— START OF Supplied records —

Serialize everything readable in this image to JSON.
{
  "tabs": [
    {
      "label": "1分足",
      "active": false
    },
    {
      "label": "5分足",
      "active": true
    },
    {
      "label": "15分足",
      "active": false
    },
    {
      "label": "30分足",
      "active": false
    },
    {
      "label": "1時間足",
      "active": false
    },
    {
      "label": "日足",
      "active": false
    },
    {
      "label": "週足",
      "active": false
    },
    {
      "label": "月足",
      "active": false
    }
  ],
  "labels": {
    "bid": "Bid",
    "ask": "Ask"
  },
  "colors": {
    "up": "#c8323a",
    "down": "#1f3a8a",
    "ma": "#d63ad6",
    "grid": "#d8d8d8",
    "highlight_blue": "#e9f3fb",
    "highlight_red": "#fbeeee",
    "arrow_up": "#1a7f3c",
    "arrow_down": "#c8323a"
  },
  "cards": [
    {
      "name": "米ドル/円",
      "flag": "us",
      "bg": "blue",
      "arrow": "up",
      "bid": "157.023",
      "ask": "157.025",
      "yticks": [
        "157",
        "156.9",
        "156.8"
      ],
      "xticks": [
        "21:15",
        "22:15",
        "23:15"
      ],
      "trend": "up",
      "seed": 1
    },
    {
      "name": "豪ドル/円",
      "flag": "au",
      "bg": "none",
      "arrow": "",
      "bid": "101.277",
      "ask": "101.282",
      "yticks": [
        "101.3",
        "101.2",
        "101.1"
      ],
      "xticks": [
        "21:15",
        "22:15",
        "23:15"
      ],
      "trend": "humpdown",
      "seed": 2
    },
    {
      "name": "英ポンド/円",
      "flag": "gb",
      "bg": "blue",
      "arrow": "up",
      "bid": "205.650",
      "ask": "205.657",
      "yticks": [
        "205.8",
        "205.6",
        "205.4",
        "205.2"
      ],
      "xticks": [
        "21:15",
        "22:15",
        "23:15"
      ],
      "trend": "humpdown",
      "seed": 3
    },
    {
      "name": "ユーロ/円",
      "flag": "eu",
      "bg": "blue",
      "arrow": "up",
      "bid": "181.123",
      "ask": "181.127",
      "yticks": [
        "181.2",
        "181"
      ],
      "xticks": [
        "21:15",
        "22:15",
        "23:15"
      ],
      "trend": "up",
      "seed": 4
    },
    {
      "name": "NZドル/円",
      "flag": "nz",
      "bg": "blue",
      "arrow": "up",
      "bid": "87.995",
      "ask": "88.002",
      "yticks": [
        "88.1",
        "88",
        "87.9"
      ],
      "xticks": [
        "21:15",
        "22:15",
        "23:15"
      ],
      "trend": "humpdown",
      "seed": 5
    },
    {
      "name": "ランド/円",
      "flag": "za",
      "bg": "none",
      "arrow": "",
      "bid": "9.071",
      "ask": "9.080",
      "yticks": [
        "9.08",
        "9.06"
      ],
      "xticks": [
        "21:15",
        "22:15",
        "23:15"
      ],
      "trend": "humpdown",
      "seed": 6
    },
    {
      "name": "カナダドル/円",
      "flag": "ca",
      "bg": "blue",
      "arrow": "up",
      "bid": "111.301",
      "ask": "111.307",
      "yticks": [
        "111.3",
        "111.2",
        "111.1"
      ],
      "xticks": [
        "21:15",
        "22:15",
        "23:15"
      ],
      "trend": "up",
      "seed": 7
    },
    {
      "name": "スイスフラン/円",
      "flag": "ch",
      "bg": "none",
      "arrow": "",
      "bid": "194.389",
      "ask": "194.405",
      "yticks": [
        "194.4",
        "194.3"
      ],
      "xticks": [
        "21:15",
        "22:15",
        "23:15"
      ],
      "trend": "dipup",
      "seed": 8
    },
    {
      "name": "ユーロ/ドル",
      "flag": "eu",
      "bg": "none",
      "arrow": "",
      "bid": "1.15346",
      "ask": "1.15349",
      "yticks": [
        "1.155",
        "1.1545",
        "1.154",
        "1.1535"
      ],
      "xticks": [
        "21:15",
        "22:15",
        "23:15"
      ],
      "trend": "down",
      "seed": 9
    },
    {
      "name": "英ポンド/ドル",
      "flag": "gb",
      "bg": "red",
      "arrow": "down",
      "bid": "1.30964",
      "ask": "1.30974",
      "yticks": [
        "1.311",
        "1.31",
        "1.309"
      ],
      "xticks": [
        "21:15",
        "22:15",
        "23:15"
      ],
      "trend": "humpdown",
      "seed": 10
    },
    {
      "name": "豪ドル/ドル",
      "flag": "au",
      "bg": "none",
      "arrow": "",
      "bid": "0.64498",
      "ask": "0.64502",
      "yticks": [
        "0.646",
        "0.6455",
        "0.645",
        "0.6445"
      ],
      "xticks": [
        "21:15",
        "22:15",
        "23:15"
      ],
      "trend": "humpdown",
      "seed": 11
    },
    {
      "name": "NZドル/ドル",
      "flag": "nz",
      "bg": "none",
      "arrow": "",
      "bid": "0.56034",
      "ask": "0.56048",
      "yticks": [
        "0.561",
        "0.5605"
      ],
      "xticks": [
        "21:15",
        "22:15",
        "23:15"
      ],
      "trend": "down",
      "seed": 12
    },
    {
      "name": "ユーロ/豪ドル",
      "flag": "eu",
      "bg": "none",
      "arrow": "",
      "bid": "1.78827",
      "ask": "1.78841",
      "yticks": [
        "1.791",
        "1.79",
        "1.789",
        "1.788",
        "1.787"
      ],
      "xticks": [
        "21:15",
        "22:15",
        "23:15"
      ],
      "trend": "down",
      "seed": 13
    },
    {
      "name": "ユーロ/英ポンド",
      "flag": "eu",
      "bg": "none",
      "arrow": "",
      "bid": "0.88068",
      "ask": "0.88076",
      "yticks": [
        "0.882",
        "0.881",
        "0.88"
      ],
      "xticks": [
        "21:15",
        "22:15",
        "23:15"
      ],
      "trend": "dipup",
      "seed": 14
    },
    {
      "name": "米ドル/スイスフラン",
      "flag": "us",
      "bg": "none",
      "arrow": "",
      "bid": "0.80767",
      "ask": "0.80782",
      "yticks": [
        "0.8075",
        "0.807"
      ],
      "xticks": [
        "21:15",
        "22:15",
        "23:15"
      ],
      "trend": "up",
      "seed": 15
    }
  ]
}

— END OF Supplied records —

Given task: Repeat the material word for word, in full.

Complete answer:
Serialize everything readable in this image to JSON.
{
  "tabs": [
    {
      "label": "1分足",
      "active": false
    },
    {
      "label": "5分足",
      "active": true
    },
    {
      "label": "15分足",
      "active": false
    },
    {
      "label": "30分足",
      "active": false
    },
    {
      "label": "1時間足",
      "active": false
    },
    {
      "label": "日足",
      "active": false
    },
    {
      "label": "週足",
      "active": false
    },
    {
      "label": "月足",
      "active": false
    }
  ],
  "labels": {
    "bid": "Bid",
    "ask": "Ask"
  },
  "colors": {
    "up": "#c8323a",
    "down": "#1f3a8a",
    "ma": "#d63ad6",
    "grid": "#d8d8d8",
    "highlight_blue": "#e9f3fb",
    "highlight_red": "#fbeeee",
    "arrow_up": "#1a7f3c",
    "arrow_down": "#c8323a"
  },
  "cards": [
    {
      "name": "米ドル/円",
      "flag": "us",
      "bg": "blue",
      "arrow": "up",
      "bid": "157.023",
      "ask": "157.025",
      "yticks": [
        "157",
        "156.9",
        "156.8"
      ],
      "xticks": [
        "21:15",
        "22:15",
        "23:15"
      ],
      "trend": "up",
      "seed": 1
    },
    {
      "name": "豪ドル/円",
      "flag": "au",
      "bg": "none",
      "arrow": "",
      "bid": "101.277",
      "ask": "101.282",
      "yticks": [
        "101.3",
        "101.2",
        "101.1"
      ],
      "xticks": [
        "21:15",
        "22:15",
        "23:15"
      ],
      "trend": "humpdown",
      "seed": 2
    },
    {
      "name": "英ポンド/円",
      "flag": "gb",
      "bg": "blue",
      "arrow": "up",
      "bid": "205.650",
      "ask": "205.657",
      "yticks": [
        "205.8",
        "205.6",
        "205.4",
        "205.2"
      ],
      "xticks": [
        "21:15",
        "22:15",
        "23:15"
      ],
      "trend": "humpdown",
      "seed": 3
    },
    {
      "name": "ユーロ/円",
      "flag": "eu",
      "bg": "blue",
      "arrow": "up",
      "bid": "181.123",
      "ask": "181.127",
      "yticks": [
        "181.2",
        "181"
      ],
      "xticks": [
        "21:15",
        "22:15",
        "23:15"
      ],
      "trend": "up",
      "seed": 4
    },
    {
      "name": "NZドル/円",
      "flag": "nz",
      "bg": "blue",
      "arrow": "up",
      "bid": "87.995",
      "ask": "88.002",
      "yticks": [
        "88.1",
        "88",
        "87.9"
      ],
      "xticks": [
        "21:15",
        "22:15",
        "23:15"
      ],
      "trend": "humpdown",
      "seed": 5
    },
    {
      "name": "ランド/円",
      "flag": "za",
      "bg": "none",
      "arrow": "",
      "bid": "9.071",
      "ask": "9.080",
      "yticks": [
        "9.08",
        "9.06"
      ],
      "xticks": [
        "21:15",
        "22:15",
        "23:15"
      ],
      "trend": "humpdown",
      "seed": 6
    },
    {
      "name": "カナダドル/円",
      "flag": "ca",
      "bg": "blue",
      "arrow": "up",
      "bid": "111.301",
      "ask": "111.307",
      "yticks": [
        "111.3",
        "111.2",
        "111.1"
      ],
      "xticks": [
        "21:15",
        "22:15",
        "23:15"
      ],
      "trend": "up",
      "seed": 7
    },
    {
      "name": "スイスフラン/円",
      "flag": "ch",
      "bg": "none",
      "arrow": "",
      "bid": "194.389",
      "ask": "194.405",
      "yticks": [
        "194.4",
        "194.3"
      ],
      "xticks": [
        "21:15",
        "22:15",
        "23:15"
      ],
      "trend": "dipup",
      "seed": 8
    },
    {
      "name": "ユーロ/ドル",
      "flag": "eu",
      "bg": "none",
      "arrow": "",
      "bid": "1.15346",
      "ask": "1.15349",
      "yticks": [
        "1.155",
        "1.1545",
        "1.154",
        "1.1535"
      ],
      "xticks": [
        "21:15",
        "22:15",
        "23:15"
      ],
      "trend": "down",
      "seed": 9
    },
    {
      "name": "英ポンド/ドル",
      "flag": "gb",
      "bg": "red",
      "arrow": "down",
      "bid": "1.30964",
      "ask": "1.30974",
      "yticks": [
        "1.311",
        "1.31",
        "1.309"
      ],
      "xticks": [
        "21:15",
        "22:15",
        "23:15"
      ],
      "trend": "humpdown",
      "seed": 10
    },
    {
      "name": "豪ドル/ドル",
      "flag": "au",
      "bg": "none",
      "arrow": "",
      "bid": "0.64498",
      "ask": "0.64502",
      "yticks": [
        "0.646",
        "0.6455",
        "0.645",
        "0.6445"
      ],
      "xticks": [
        "21:15",
        "22:15",
        "23:15"
      ],
      "trend": "humpdown",
      "seed": 11
    },
    {
      "name": "NZドル/ドル",
      "flag": "nz",
      "bg": "none",
      "arrow": "",
      "bid": "0.56034",
      "ask": "0.56048",
      "yticks": [
        "0.561",
        "0.5605"
      ],
      "xticks": [
        "21:15",
        "22:15",
        "23:15"
      ],
      "trend": "down",
      "seed": 12
    },
    {
      "name": "ユーロ/豪ドル",
      "flag": "eu",
      "bg": "none",
      "arrow": "",
      "bid": "1.78827",
      "ask": "1.78841",
      "yticks": [
        "1.791",
        "1.79",
        "1.789",
        "1.788",
        "1.787"
      ],
      "xticks": [
        "21:15",
        "22:15",
        "23:15"
      ],
      "trend": "down",
      "seed": 13
    },
    {
      "name": "ユーロ/英ポンド",
      "flag": "eu",
      "bg": "none",
      "arrow": "",
      "bid": "0.88068",
      "ask": "0.88076",
      "yticks": [
        "0.882",
        "0.881",
        "0.88"
      ],
      "xticks": [
        "21:15",
        "22:15",
        "23:15"
      ],
      "trend": "dipup",
      "seed": 14
    },
    {
      "name": "米ドル/スイスフラン",
      "flag": "us",
      "bg": "none",
      "arrow": "",
      "bid": "0.80767",
      "ask": "0.80782",
      "yticks": [
        "0.8075",
        "0.807"
      ],
      "xticks": [
        "21:15",
        "22:15",
        "23:15"
      ],
      "trend": "up",
      "seed": 15
    }
  ]
}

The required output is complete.